AIM OF THE TASK - Among these lines, how many include "Profit"? Answer only with the number.

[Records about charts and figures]
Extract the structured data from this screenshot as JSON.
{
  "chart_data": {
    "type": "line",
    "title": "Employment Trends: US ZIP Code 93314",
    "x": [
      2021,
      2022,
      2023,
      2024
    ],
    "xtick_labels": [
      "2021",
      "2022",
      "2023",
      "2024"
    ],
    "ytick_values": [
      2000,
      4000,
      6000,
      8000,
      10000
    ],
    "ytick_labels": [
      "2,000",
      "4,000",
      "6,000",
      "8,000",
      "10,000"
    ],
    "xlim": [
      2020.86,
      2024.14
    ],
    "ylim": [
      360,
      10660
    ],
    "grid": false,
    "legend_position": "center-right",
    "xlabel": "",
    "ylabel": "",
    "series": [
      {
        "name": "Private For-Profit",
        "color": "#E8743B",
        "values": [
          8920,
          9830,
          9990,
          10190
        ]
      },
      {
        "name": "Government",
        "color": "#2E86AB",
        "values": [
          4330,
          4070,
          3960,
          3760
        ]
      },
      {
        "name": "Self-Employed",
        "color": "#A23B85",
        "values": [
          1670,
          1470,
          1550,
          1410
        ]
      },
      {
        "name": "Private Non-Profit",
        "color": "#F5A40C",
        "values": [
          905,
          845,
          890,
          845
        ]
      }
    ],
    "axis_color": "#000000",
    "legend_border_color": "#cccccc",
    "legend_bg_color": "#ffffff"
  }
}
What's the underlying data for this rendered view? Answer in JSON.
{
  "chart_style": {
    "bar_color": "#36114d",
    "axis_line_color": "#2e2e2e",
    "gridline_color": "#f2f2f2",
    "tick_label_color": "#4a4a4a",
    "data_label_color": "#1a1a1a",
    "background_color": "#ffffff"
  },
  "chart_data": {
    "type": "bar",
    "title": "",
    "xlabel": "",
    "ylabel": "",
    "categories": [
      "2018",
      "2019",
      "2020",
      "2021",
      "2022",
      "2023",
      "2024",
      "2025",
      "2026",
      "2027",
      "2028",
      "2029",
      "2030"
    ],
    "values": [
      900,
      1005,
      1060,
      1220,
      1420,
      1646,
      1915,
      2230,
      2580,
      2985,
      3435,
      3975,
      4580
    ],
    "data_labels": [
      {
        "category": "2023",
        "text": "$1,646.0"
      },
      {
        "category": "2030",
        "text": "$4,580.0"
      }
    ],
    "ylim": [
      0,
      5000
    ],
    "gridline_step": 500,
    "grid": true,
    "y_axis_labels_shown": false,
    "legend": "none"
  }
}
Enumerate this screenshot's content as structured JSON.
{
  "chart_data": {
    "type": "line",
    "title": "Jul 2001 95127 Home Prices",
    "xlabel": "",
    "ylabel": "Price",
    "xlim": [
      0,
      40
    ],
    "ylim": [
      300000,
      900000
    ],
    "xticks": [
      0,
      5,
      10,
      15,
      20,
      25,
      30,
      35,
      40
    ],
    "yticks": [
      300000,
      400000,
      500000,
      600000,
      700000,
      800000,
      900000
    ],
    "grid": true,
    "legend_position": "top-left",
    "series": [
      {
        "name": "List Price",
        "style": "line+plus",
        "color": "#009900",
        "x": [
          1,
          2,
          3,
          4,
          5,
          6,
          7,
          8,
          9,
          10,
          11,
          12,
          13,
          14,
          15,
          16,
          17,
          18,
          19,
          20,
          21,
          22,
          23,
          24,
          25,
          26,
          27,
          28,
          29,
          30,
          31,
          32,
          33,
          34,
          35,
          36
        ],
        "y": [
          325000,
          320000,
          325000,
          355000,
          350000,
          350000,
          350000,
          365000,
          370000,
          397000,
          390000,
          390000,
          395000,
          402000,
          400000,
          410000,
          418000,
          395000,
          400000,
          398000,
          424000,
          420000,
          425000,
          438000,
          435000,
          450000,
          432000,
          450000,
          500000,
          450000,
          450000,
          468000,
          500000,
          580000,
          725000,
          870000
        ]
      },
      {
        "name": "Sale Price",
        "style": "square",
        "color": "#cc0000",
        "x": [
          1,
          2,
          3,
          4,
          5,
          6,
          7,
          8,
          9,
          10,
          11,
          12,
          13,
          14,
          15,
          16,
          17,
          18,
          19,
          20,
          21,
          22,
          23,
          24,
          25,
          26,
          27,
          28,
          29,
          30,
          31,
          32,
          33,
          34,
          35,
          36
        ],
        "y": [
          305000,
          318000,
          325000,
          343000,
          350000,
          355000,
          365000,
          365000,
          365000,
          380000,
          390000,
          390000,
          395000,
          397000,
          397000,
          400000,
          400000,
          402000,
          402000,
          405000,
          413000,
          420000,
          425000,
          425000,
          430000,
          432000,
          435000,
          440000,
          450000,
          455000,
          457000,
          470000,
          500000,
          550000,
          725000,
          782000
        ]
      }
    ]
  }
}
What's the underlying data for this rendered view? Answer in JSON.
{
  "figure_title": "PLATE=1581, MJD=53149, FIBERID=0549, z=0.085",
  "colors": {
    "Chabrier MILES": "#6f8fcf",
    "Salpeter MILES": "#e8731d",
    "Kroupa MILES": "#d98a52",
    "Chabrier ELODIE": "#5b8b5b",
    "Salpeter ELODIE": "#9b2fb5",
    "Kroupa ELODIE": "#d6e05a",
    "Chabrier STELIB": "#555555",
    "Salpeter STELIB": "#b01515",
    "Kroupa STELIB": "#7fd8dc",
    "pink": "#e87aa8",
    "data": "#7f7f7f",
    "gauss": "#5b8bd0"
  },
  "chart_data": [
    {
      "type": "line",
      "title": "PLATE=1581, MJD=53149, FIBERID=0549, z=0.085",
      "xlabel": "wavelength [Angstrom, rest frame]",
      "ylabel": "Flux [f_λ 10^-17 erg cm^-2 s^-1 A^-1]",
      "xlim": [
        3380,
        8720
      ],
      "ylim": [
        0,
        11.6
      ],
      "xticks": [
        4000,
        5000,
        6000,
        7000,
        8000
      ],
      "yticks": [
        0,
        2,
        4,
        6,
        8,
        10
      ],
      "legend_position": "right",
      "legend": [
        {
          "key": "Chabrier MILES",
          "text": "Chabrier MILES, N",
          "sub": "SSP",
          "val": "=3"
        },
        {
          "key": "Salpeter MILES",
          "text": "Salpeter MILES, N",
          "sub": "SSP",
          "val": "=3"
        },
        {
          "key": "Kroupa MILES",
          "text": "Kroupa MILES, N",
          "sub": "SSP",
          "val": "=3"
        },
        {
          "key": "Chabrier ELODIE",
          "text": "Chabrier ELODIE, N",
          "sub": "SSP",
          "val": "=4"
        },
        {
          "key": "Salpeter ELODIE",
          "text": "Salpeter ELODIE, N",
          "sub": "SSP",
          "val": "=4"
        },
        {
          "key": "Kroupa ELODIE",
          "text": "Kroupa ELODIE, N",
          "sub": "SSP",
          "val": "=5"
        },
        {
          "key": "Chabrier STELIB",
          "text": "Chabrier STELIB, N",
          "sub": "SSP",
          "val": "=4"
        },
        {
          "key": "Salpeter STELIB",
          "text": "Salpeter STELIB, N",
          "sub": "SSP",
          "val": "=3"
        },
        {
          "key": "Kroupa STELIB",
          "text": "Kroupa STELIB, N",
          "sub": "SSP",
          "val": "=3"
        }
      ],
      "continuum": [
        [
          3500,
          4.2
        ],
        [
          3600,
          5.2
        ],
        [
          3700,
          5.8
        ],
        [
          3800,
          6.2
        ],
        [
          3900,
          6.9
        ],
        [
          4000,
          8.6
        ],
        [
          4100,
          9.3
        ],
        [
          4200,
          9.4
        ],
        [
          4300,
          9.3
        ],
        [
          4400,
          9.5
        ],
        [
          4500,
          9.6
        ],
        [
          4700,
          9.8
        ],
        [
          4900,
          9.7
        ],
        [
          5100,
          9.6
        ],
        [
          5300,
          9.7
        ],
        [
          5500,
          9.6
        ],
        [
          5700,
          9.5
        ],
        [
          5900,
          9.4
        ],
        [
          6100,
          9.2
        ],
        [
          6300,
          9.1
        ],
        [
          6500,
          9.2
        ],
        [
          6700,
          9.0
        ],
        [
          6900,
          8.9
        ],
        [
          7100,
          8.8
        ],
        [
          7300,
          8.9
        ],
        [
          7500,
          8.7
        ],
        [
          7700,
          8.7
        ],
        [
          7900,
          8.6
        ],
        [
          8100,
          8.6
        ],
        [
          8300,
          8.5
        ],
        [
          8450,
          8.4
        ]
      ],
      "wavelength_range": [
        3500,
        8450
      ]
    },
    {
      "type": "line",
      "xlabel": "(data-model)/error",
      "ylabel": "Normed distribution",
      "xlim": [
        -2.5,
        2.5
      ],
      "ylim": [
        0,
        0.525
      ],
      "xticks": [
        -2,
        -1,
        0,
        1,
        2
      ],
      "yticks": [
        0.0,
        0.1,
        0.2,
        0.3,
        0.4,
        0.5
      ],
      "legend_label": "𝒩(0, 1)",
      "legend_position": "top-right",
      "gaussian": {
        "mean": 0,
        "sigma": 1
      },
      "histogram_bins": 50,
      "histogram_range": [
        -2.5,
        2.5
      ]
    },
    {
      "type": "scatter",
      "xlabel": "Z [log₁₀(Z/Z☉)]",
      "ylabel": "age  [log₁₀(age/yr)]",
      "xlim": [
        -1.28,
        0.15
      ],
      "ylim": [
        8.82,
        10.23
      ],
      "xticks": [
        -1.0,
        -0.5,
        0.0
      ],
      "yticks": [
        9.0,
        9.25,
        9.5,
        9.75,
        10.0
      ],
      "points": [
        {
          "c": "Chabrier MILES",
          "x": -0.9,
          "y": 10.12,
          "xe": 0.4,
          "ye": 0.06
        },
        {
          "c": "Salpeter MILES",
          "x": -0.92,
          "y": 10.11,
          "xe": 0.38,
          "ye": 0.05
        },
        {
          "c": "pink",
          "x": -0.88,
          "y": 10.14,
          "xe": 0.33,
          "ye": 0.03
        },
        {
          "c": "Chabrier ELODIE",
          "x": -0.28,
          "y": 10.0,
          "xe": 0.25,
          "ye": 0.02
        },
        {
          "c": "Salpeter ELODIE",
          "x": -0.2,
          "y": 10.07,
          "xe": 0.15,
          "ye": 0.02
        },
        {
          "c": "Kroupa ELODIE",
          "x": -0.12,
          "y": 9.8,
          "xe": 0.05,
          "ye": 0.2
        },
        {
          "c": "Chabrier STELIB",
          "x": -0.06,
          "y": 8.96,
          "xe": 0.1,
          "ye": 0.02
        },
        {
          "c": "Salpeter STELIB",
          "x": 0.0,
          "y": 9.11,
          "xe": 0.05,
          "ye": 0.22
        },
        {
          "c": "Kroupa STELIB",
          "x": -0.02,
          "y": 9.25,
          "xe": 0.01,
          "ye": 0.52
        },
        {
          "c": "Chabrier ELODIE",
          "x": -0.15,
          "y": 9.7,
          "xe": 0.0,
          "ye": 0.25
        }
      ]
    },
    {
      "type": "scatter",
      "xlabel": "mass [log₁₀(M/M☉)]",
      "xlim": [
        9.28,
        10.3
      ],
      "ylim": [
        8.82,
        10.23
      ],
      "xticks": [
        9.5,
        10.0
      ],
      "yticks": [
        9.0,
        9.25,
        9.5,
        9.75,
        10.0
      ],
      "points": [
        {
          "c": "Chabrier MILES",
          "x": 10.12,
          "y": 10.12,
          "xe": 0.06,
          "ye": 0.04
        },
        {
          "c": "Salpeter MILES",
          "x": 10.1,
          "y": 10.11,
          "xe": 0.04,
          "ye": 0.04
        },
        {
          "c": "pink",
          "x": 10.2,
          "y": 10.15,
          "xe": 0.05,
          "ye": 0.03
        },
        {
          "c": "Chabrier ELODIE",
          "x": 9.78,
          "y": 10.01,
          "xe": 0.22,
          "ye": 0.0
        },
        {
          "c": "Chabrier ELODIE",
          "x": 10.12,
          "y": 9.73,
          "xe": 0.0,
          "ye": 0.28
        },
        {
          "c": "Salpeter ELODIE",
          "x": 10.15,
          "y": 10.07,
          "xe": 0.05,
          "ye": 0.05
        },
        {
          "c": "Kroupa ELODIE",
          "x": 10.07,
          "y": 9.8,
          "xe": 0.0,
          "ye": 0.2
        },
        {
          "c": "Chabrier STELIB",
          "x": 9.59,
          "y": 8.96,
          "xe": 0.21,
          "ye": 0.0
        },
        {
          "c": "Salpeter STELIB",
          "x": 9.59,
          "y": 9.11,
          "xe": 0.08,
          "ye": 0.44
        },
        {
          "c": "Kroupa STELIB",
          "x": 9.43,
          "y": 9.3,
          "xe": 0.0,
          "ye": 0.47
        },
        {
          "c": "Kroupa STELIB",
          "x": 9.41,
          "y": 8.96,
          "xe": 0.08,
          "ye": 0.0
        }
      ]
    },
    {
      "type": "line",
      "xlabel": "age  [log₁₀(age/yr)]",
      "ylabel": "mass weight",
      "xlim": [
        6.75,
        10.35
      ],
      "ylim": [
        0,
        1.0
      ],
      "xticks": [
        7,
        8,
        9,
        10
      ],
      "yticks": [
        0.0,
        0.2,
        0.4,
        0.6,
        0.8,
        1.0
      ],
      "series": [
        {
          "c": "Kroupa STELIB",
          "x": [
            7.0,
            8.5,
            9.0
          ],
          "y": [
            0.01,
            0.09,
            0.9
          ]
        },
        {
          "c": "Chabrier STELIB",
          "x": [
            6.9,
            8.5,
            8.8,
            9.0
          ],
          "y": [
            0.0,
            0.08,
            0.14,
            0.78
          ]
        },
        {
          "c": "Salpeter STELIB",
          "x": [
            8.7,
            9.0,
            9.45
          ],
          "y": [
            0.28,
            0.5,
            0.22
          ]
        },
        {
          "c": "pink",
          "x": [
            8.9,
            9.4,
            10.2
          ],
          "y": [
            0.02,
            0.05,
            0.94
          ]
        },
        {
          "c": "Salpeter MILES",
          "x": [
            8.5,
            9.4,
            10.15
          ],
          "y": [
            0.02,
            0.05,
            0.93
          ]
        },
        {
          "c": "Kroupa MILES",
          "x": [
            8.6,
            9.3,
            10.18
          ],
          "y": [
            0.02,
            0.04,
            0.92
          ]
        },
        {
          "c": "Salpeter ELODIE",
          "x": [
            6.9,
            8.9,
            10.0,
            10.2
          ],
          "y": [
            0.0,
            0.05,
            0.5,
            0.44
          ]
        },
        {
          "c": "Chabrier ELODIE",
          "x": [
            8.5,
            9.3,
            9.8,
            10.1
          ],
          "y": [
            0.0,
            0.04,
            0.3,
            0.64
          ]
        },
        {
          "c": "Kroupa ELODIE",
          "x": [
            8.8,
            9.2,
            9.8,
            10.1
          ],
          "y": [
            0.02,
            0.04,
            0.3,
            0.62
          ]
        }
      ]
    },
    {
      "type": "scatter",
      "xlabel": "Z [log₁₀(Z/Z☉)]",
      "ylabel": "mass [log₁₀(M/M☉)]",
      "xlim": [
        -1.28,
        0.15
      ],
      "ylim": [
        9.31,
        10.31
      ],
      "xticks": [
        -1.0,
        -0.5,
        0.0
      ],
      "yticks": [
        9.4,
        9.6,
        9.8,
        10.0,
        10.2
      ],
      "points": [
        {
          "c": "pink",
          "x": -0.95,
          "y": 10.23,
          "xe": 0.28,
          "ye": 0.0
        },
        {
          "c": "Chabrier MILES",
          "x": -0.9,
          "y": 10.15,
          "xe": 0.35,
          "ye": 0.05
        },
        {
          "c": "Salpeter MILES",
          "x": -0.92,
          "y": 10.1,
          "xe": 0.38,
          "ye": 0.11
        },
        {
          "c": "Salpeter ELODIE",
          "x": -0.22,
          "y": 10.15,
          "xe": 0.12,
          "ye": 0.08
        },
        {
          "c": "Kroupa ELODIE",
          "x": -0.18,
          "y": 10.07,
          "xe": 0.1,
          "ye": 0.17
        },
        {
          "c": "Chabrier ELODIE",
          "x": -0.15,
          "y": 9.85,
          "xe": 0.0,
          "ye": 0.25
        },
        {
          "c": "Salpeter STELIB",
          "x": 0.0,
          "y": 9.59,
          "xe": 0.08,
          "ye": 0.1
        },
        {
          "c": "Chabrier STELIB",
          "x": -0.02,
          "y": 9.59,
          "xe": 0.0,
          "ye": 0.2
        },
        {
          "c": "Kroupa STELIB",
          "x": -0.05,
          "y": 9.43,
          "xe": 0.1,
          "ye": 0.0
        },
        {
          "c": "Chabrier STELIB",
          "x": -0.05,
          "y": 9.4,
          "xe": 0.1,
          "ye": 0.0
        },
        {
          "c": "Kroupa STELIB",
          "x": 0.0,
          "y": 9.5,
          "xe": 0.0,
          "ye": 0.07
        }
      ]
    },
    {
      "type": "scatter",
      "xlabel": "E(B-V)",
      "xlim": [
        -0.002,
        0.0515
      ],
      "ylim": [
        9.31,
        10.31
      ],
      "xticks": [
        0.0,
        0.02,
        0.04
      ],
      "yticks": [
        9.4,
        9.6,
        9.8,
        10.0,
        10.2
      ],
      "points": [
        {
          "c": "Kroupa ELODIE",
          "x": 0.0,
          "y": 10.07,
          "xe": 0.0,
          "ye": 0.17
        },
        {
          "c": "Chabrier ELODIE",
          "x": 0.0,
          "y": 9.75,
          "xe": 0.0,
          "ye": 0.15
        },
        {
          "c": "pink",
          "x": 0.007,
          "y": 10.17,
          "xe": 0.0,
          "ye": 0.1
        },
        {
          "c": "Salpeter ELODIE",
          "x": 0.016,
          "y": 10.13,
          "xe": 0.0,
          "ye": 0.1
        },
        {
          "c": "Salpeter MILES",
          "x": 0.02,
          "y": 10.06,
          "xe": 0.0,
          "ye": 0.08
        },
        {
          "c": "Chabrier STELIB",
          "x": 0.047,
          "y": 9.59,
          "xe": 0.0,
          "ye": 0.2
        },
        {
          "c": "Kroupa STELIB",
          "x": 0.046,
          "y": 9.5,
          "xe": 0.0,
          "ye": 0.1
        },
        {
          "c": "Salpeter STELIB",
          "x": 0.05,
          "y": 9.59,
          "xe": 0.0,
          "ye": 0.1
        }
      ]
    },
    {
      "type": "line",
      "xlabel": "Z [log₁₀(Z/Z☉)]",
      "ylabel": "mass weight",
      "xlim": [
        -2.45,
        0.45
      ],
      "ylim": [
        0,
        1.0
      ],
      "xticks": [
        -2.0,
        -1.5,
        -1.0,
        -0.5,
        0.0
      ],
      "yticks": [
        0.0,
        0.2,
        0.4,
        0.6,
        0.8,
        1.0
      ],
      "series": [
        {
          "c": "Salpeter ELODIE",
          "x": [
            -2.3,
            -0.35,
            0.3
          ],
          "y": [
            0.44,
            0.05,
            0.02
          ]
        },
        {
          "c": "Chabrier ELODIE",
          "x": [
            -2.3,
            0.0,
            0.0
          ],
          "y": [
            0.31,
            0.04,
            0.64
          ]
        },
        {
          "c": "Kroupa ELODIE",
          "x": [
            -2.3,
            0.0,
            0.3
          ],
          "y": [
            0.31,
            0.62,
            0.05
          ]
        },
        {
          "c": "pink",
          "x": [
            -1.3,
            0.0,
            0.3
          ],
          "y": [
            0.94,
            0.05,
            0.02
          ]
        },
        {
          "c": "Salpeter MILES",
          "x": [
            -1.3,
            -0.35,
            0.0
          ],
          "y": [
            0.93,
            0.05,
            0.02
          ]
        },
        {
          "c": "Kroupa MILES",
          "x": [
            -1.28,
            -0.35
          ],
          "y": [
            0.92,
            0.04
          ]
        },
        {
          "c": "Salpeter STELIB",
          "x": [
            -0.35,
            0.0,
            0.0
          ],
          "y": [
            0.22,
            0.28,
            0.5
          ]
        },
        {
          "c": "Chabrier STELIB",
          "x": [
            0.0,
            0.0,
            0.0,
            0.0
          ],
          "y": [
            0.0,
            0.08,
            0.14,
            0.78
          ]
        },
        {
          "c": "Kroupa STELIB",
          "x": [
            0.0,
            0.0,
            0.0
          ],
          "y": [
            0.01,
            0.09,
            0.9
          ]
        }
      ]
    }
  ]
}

TASK ANSWER - 2